Given exercise:
Determine how many lines of the data below contain "Cheat", then give only that number.

Dataset records:
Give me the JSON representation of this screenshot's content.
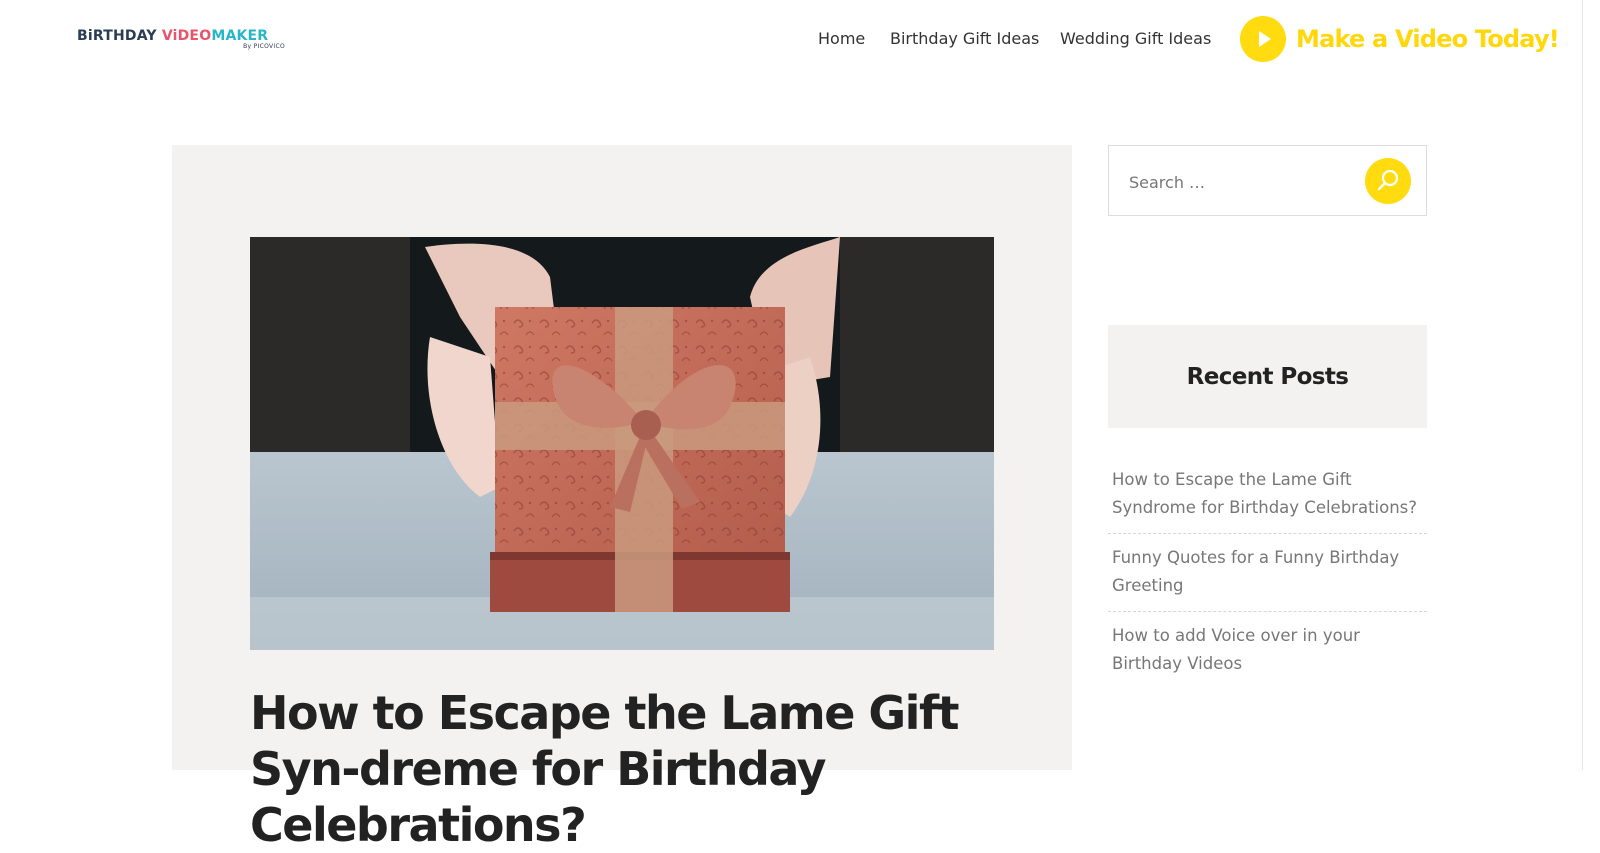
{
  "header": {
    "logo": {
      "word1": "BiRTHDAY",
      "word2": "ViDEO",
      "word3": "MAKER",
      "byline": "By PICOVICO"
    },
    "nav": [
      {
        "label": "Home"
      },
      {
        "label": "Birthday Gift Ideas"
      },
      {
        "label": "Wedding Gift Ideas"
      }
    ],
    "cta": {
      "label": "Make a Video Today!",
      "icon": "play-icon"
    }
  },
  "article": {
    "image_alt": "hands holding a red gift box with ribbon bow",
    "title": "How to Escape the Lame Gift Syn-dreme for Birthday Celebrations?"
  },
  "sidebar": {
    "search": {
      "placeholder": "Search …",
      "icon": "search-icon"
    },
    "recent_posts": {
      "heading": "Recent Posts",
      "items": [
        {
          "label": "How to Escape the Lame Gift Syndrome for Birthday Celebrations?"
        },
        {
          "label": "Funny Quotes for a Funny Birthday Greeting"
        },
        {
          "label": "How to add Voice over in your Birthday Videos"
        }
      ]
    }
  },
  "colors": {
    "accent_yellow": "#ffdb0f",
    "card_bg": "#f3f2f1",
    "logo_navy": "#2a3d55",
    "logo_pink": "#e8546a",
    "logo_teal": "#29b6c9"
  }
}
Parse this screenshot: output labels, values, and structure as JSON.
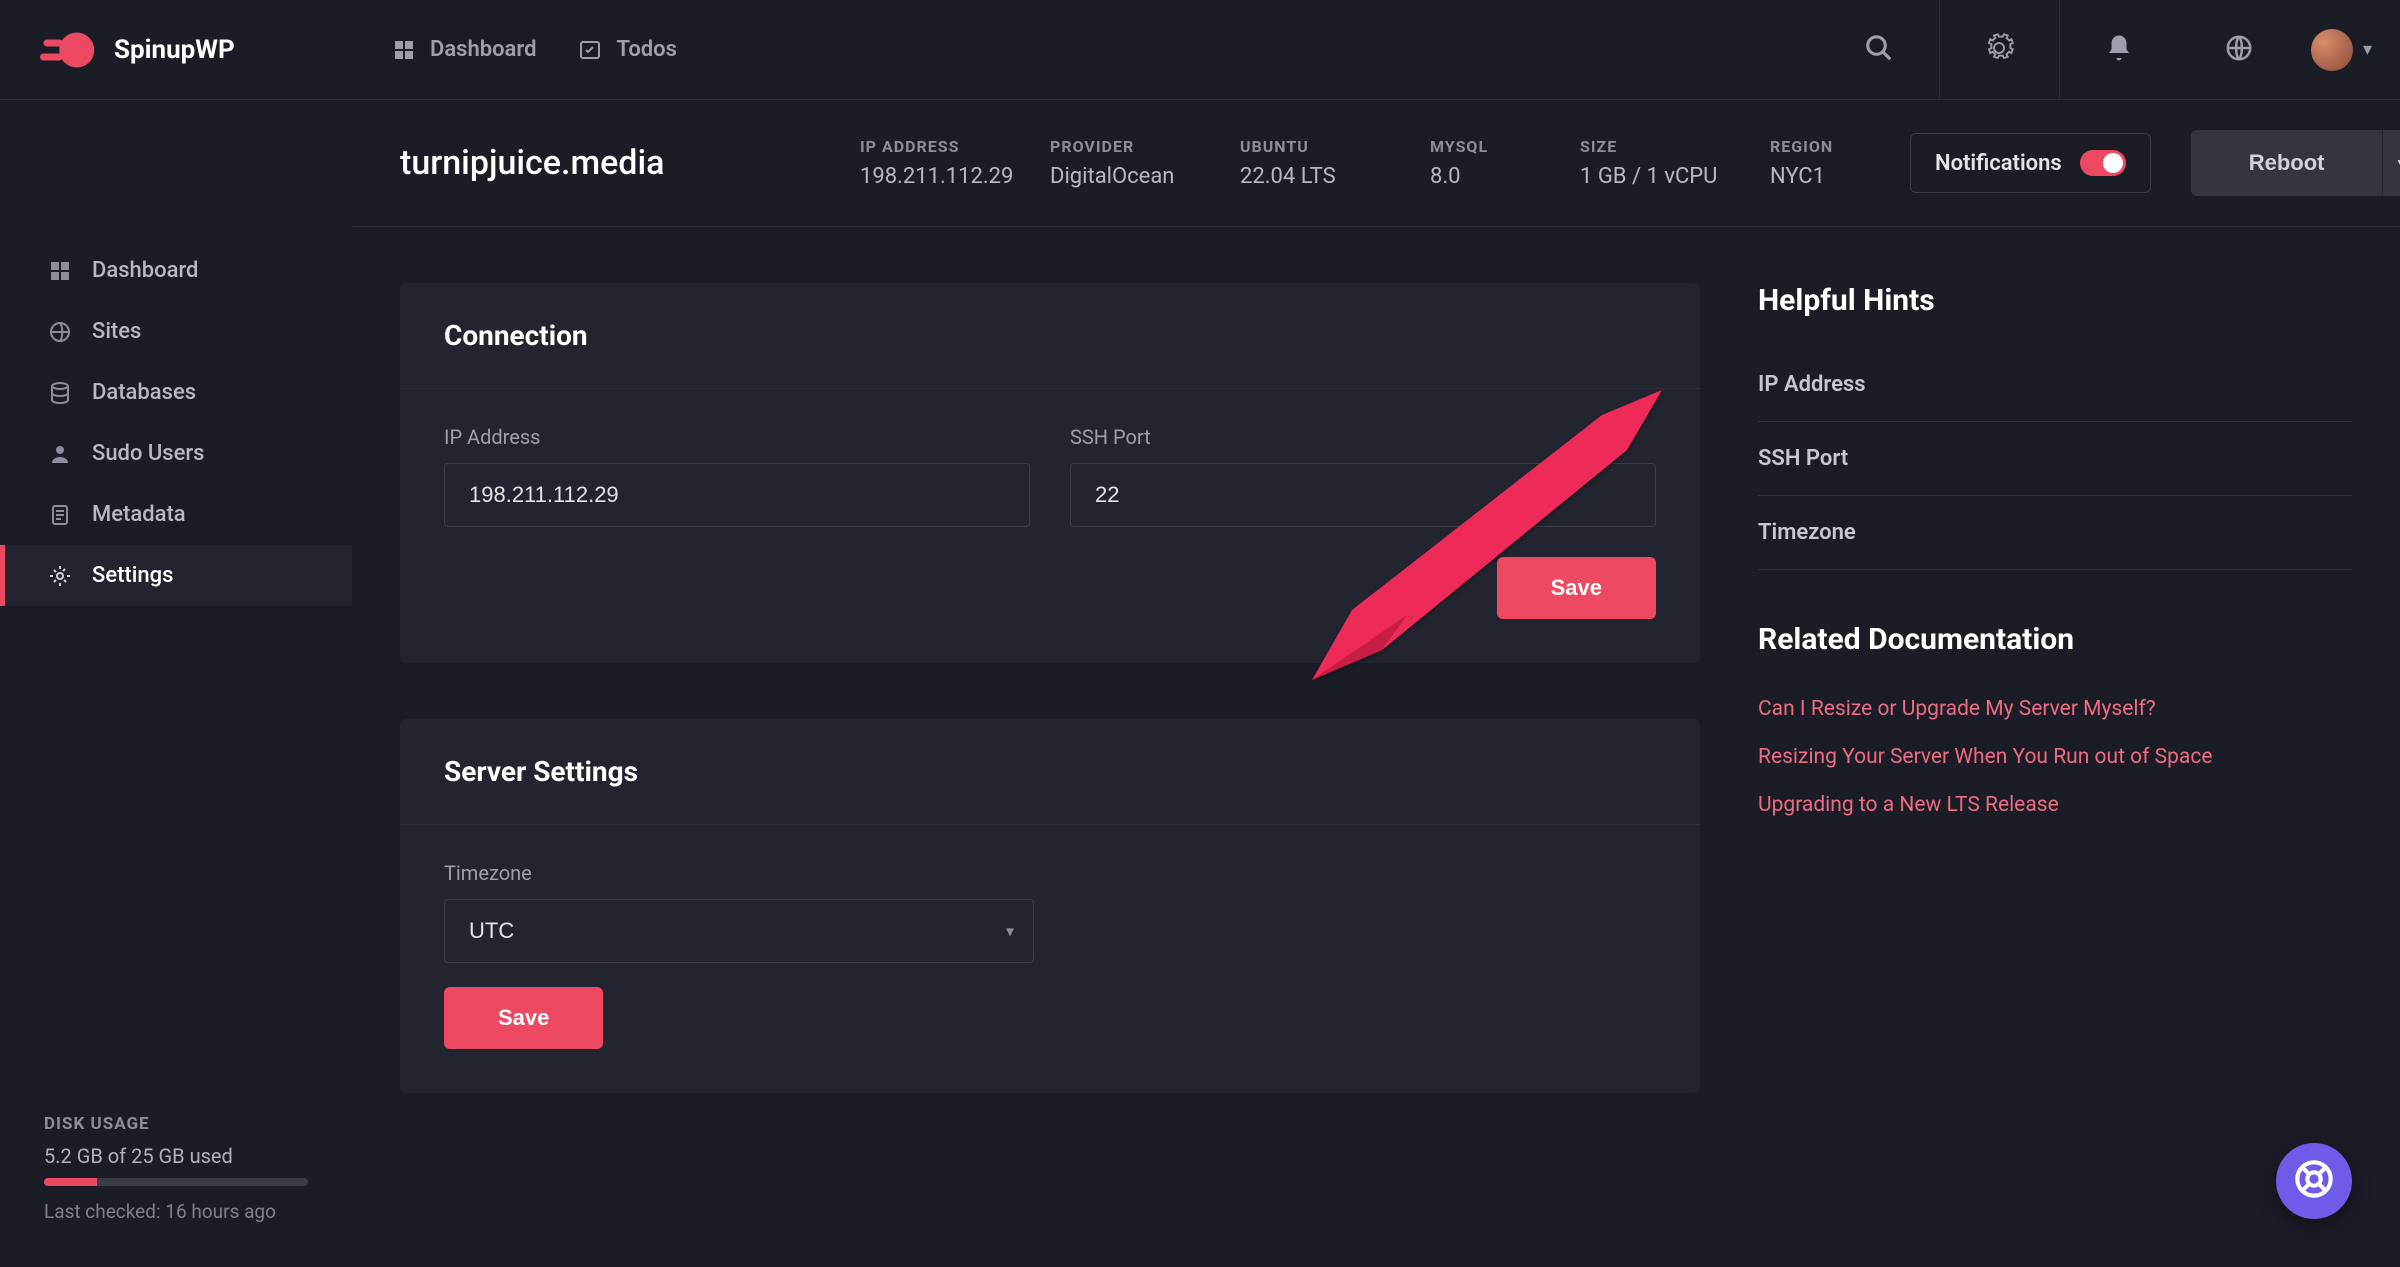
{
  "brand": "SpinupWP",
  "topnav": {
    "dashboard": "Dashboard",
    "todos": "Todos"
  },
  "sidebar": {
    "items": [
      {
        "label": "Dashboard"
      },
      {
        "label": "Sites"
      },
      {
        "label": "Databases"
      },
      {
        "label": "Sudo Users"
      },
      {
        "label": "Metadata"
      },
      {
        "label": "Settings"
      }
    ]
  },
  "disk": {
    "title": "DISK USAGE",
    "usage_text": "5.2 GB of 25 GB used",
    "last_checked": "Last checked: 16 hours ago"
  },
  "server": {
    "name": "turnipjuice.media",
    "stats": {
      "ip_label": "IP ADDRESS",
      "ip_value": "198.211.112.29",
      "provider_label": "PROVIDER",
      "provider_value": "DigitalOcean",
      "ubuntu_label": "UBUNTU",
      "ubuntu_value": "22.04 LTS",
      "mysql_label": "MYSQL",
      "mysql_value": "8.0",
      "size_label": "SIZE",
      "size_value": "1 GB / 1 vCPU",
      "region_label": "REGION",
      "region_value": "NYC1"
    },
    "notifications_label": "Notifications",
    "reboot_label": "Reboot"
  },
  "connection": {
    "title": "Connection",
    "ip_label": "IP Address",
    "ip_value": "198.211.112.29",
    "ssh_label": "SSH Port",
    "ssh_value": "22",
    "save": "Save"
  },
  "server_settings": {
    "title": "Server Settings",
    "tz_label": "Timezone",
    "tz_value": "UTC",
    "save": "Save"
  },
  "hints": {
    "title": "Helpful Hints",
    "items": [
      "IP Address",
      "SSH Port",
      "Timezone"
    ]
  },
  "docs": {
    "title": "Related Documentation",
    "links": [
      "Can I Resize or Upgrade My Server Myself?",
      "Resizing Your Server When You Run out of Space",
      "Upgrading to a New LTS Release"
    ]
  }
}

* * *

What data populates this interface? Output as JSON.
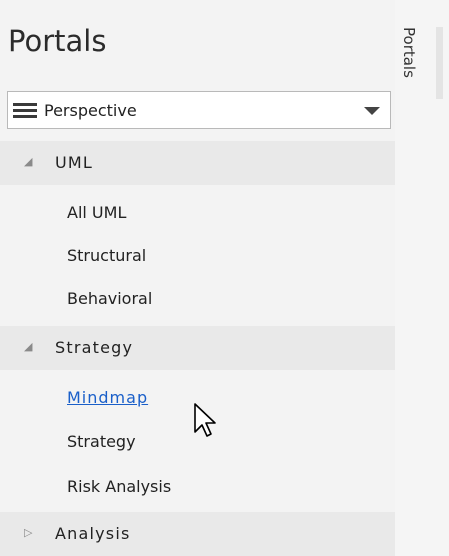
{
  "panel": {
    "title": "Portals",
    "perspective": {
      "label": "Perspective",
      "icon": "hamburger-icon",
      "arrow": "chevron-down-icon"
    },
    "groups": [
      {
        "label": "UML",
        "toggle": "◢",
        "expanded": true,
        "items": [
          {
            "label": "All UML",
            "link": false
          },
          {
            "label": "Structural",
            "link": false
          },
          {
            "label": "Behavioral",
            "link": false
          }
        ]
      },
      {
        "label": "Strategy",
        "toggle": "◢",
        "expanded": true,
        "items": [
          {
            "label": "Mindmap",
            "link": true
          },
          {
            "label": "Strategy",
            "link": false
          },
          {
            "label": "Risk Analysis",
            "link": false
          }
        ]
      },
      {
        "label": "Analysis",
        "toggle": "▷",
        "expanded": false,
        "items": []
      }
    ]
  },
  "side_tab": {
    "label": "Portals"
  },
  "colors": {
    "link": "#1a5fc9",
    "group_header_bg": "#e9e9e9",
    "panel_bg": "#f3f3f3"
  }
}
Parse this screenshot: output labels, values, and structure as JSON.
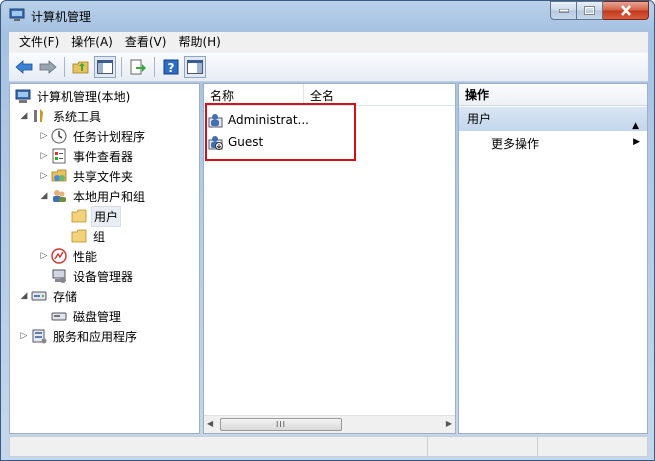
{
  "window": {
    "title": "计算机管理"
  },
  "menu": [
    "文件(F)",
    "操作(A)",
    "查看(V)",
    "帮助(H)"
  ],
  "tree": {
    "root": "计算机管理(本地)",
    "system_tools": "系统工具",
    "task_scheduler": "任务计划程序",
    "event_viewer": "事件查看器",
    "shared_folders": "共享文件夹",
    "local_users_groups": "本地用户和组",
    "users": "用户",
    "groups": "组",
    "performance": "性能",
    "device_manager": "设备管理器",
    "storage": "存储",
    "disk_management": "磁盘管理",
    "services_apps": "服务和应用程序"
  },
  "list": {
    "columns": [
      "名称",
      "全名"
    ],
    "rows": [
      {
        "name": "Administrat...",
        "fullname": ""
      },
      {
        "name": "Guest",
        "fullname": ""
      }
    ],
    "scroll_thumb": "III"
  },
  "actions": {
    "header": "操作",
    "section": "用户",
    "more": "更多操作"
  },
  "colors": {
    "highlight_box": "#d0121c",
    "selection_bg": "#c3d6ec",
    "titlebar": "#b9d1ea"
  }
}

==

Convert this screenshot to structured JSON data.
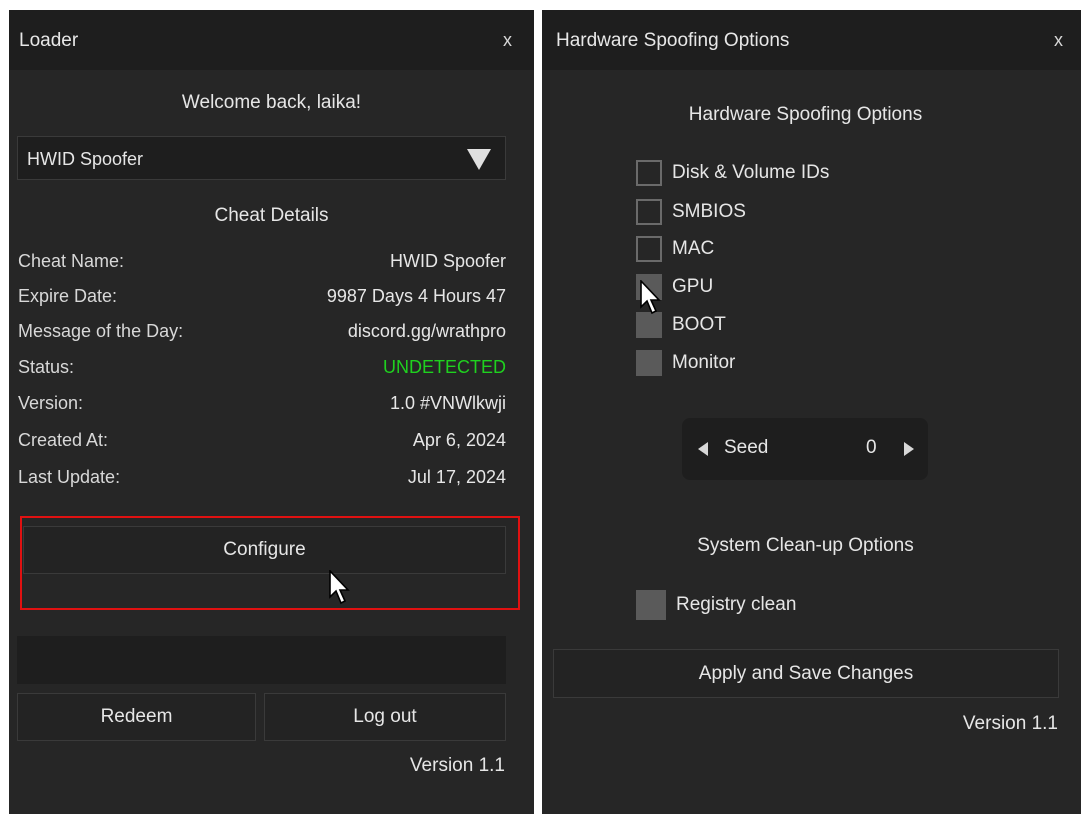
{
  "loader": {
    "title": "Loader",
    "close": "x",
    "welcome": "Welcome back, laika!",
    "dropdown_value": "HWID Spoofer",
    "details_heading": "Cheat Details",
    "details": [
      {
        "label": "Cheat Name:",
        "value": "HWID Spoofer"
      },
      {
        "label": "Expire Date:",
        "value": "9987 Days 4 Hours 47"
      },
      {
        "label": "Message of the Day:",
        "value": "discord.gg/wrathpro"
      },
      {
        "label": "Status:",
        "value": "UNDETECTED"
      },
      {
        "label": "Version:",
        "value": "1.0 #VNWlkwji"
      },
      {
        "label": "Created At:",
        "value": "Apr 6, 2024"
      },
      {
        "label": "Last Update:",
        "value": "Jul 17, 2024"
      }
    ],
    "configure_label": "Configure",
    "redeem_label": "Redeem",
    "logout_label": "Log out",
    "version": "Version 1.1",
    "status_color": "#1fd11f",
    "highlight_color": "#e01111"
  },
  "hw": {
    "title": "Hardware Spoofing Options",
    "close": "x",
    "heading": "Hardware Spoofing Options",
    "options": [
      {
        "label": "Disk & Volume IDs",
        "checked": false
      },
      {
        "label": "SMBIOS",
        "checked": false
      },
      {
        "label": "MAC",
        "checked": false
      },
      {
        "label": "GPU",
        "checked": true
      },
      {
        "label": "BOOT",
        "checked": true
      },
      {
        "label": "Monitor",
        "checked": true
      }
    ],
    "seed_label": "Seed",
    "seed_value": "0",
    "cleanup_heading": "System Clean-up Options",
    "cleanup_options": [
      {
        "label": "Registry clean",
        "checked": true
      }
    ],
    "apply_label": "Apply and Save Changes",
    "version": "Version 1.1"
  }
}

Answer in full:
2